<<<<
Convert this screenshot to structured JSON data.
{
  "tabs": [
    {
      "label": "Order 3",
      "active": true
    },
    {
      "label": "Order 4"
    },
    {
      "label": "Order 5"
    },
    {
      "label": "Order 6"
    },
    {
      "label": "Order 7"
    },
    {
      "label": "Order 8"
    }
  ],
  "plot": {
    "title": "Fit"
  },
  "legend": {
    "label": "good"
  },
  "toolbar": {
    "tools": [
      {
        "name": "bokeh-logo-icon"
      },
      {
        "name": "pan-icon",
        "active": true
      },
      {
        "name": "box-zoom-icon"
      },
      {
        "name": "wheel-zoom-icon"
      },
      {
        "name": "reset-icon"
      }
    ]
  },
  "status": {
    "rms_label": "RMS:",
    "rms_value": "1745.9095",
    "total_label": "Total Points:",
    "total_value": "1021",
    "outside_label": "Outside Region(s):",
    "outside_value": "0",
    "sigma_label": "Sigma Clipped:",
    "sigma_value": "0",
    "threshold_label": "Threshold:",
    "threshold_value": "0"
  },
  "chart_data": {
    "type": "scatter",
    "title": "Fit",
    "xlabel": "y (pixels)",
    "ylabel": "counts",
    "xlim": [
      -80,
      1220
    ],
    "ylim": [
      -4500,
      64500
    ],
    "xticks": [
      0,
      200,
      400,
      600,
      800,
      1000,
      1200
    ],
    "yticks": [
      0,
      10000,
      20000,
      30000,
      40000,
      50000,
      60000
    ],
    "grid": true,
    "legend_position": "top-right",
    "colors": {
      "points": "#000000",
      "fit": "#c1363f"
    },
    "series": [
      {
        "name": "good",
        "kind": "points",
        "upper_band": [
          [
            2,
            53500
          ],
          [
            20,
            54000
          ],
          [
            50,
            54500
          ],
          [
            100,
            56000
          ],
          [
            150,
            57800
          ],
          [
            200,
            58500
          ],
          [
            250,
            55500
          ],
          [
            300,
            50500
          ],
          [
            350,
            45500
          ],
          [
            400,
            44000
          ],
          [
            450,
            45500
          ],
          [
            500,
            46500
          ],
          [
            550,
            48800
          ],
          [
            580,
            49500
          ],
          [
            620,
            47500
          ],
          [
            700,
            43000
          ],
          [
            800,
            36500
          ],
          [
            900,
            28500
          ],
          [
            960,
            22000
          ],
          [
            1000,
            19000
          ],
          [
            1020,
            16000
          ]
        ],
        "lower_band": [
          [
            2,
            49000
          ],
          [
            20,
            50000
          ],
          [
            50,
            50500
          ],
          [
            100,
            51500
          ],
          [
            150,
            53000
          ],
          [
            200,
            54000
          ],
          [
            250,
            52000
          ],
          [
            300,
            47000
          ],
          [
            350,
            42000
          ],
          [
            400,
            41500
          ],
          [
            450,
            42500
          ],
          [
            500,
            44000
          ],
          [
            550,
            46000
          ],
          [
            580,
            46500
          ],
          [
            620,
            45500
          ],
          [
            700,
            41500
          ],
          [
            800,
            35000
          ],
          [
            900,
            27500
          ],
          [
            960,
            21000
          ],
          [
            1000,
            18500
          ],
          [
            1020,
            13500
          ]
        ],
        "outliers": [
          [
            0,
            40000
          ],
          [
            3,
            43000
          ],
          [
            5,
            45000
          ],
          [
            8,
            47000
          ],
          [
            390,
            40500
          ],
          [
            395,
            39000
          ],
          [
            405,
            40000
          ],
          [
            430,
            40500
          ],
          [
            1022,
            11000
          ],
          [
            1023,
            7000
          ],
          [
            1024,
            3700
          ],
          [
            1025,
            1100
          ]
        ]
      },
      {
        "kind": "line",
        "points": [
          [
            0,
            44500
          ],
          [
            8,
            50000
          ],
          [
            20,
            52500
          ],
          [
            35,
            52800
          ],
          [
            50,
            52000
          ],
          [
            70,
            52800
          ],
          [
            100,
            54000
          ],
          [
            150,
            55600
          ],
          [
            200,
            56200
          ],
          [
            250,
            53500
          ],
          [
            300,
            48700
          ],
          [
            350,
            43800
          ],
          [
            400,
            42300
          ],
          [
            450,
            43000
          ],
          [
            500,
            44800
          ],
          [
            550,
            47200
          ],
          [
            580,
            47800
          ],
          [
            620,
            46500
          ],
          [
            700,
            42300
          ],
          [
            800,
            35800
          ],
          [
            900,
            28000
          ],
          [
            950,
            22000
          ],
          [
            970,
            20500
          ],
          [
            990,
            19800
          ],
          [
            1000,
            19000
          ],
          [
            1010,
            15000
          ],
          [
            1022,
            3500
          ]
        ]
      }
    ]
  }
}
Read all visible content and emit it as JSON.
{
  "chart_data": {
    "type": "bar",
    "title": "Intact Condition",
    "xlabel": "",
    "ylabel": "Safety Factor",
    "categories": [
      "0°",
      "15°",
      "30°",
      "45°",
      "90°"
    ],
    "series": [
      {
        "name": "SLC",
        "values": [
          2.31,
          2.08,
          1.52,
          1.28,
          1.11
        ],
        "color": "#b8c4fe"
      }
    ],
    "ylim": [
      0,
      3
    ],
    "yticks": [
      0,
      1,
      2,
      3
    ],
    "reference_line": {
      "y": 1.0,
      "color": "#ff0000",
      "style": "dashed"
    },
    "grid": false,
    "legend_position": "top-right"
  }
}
>>>>
Reproduce the lines from the one containing "Read all visible content and emit it as JSON." to the end of the entries, keeping both ends and adding nothing.

Read all visible content and emit it as JSON.
{
  "chart_data": {
    "type": "bar",
    "title": "Intact Condition",
    "xlabel": "",
    "ylabel": "Safety Factor",
    "categories": [
      "0°",
      "15°",
      "30°",
      "45°",
      "90°"
    ],
    "series": [
      {
        "name": "SLC",
        "values": [
          2.31,
          2.08,
          1.52,
          1.28,
          1.11
        ],
        "color": "#b8c4fe"
      }
    ],
    "ylim": [
      0,
      3
    ],
    "yticks": [
      0,
      1,
      2,
      3
    ],
    "reference_line": {
      "y": 1.0,
      "color": "#ff0000",
      "style": "dashed"
    },
    "grid": false,
    "legend_position": "top-right"
  }
}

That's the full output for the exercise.